Copy only those lines which run from the line containing "Convert this screenshot" to the end of the entries below, both inclusive, exactly as written and with no pictures.

MATERIAL FOR THIS TASK:
START
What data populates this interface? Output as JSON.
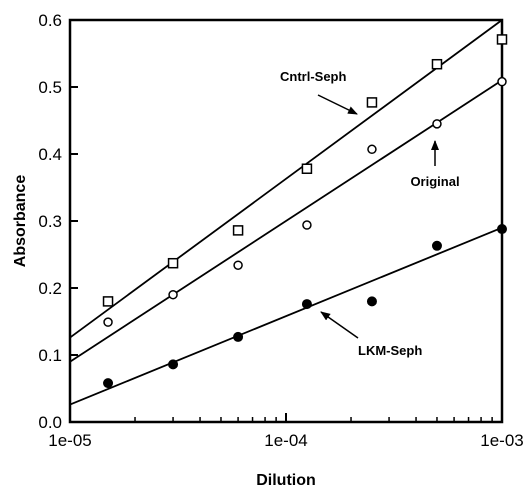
{
  "chart_data": {
    "type": "scatter",
    "xlabel": "Dilution",
    "ylabel": "Absorbance",
    "xscale": "log",
    "xlim": [
      1e-05,
      0.001
    ],
    "ylim": [
      0.0,
      0.6
    ],
    "x_ticks": [
      1e-05,
      0.0001,
      0.001
    ],
    "x_tick_labels": [
      "1e-05",
      "1e-04",
      "1e-03"
    ],
    "y_ticks": [
      0.0,
      0.1,
      0.2,
      0.3,
      0.4,
      0.5,
      0.6
    ],
    "y_tick_labels": [
      "0.0",
      "0.1",
      "0.2",
      "0.3",
      "0.4",
      "0.5",
      "0.6"
    ],
    "grid": false,
    "series": [
      {
        "name": "Cntrl-Seph",
        "marker": "open-square",
        "x": [
          1.5e-05,
          3e-05,
          6e-05,
          0.000125,
          0.00025,
          0.0005,
          0.001
        ],
        "y": [
          0.18,
          0.237,
          0.286,
          0.378,
          0.477,
          0.534,
          0.571
        ],
        "fit": {
          "x": [
            1e-05,
            0.001
          ],
          "y": [
            0.126,
            0.6
          ]
        }
      },
      {
        "name": "Original",
        "marker": "open-circle",
        "x": [
          1.5e-05,
          3e-05,
          6e-05,
          0.000125,
          0.00025,
          0.0005,
          0.001
        ],
        "y": [
          0.149,
          0.19,
          0.234,
          0.294,
          0.407,
          0.445,
          0.508
        ],
        "fit": {
          "x": [
            1e-05,
            0.001
          ],
          "y": [
            0.09,
            0.51
          ]
        }
      },
      {
        "name": "LKM-Seph",
        "marker": "filled-circle",
        "x": [
          1.5e-05,
          3e-05,
          6e-05,
          0.000125,
          0.00025,
          0.0005,
          0.001
        ],
        "y": [
          0.058,
          0.086,
          0.127,
          0.176,
          0.18,
          0.263,
          0.288
        ],
        "fit": {
          "x": [
            1e-05,
            0.001
          ],
          "y": [
            0.026,
            0.29
          ]
        }
      }
    ],
    "annotations": [
      {
        "text": "Cntrl-Seph",
        "series": "Cntrl-Seph"
      },
      {
        "text": "Original",
        "series": "Original"
      },
      {
        "text": "LKM-Seph",
        "series": "LKM-Seph"
      }
    ]
  }
}
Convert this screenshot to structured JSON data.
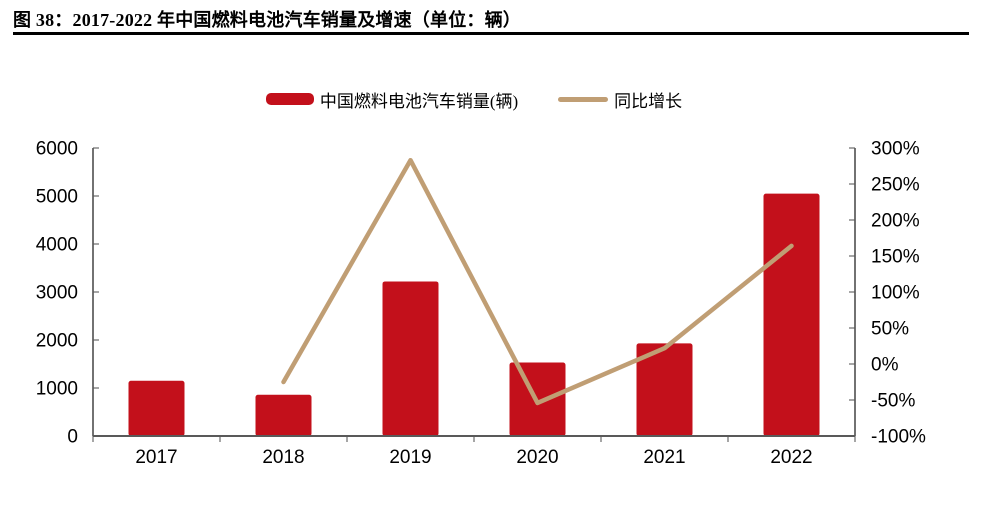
{
  "header": {
    "figure_label_title": "图 38：2017-2022 年中国燃料电池汽车销量及增速（单位：辆）"
  },
  "chart_data": {
    "type": "bar+line",
    "title": "2017-2022 年中国燃料电池汽车销量及增速（单位：辆）",
    "categories": [
      "2017",
      "2018",
      "2019",
      "2020",
      "2021",
      "2022"
    ],
    "series": [
      {
        "name": "中国燃料电池汽车销量(辆)",
        "type": "bar",
        "axis": "left",
        "color": "#c3101b",
        "values": [
          1150,
          860,
          3220,
          1530,
          1930,
          5050
        ]
      },
      {
        "name": "同比增长",
        "type": "line",
        "axis": "right",
        "unit": "%",
        "color": "#c09e74",
        "values": [
          null,
          -25,
          283,
          -54,
          22,
          164
        ]
      }
    ],
    "y_left": {
      "min": 0,
      "max": 6000,
      "step": 1000,
      "tick_labels": [
        "0",
        "1000",
        "2000",
        "3000",
        "4000",
        "5000",
        "6000"
      ]
    },
    "y_right": {
      "min": -100,
      "max": 300,
      "step": 50,
      "tick_labels": [
        "-100%",
        "-50%",
        "0%",
        "50%",
        "100%",
        "150%",
        "200%",
        "250%",
        "300%"
      ]
    },
    "grid": false,
    "legend_position": "top-center",
    "axis_color": "#595959",
    "tick_color": "#808080",
    "text_color": "#000000"
  }
}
END
RESULT:
Convert this screenshot to structured JSON data.
{
  "header": {
    "figure_label_title": "图 38：2017-2022 年中国燃料电池汽车销量及增速（单位：辆）"
  },
  "chart_data": {
    "type": "bar+line",
    "title": "2017-2022 年中国燃料电池汽车销量及增速（单位：辆）",
    "categories": [
      "2017",
      "2018",
      "2019",
      "2020",
      "2021",
      "2022"
    ],
    "series": [
      {
        "name": "中国燃料电池汽车销量(辆)",
        "type": "bar",
        "axis": "left",
        "color": "#c3101b",
        "values": [
          1150,
          860,
          3220,
          1530,
          1930,
          5050
        ]
      },
      {
        "name": "同比增长",
        "type": "line",
        "axis": "right",
        "unit": "%",
        "color": "#c09e74",
        "values": [
          null,
          -25,
          283,
          -54,
          22,
          164
        ]
      }
    ],
    "y_left": {
      "min": 0,
      "max": 6000,
      "step": 1000,
      "tick_labels": [
        "0",
        "1000",
        "2000",
        "3000",
        "4000",
        "5000",
        "6000"
      ]
    },
    "y_right": {
      "min": -100,
      "max": 300,
      "step": 50,
      "tick_labels": [
        "-100%",
        "-50%",
        "0%",
        "50%",
        "100%",
        "150%",
        "200%",
        "250%",
        "300%"
      ]
    },
    "grid": false,
    "legend_position": "top-center",
    "axis_color": "#595959",
    "tick_color": "#808080",
    "text_color": "#000000"
  }
}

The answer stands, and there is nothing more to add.